● DIRECTIONS FOR THIS TASK: Track down the lines that contain "screenshot" and copy them.

● RECORDS:
|---|

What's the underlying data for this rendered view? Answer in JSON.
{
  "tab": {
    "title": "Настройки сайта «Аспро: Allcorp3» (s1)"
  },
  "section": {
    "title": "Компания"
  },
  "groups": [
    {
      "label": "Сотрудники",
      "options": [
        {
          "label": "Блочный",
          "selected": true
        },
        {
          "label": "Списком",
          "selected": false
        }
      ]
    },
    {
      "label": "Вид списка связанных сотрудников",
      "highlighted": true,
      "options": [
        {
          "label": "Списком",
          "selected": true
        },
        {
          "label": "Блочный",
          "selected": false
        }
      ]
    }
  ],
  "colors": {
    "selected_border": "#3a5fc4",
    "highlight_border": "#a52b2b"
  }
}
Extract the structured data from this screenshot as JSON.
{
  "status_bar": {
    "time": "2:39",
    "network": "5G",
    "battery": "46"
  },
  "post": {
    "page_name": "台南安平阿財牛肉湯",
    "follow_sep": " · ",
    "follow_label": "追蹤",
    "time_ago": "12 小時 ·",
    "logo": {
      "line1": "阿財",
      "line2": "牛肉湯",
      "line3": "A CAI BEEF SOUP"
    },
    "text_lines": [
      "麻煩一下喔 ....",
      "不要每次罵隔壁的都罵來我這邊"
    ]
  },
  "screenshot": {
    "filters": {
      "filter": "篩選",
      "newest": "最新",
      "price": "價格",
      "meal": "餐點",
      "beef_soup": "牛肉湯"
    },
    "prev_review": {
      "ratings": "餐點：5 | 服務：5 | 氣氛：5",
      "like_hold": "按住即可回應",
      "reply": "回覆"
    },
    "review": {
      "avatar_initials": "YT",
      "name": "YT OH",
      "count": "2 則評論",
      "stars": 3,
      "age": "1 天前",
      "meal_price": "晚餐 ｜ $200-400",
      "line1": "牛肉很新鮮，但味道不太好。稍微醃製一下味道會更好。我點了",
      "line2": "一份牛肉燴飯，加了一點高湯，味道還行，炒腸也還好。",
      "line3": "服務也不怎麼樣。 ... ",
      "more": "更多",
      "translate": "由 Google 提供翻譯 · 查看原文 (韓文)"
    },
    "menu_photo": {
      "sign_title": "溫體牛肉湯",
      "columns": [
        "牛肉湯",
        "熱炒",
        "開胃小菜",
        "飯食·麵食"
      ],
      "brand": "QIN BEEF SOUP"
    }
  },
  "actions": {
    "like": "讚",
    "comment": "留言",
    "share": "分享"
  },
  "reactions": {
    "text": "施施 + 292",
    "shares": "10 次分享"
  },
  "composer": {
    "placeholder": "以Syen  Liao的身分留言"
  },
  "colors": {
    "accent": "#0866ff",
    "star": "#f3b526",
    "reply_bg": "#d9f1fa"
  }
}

|---|

● FINAL ANSWER:
Extract the structured data from this screenshot as JSON.
  "screenshot": {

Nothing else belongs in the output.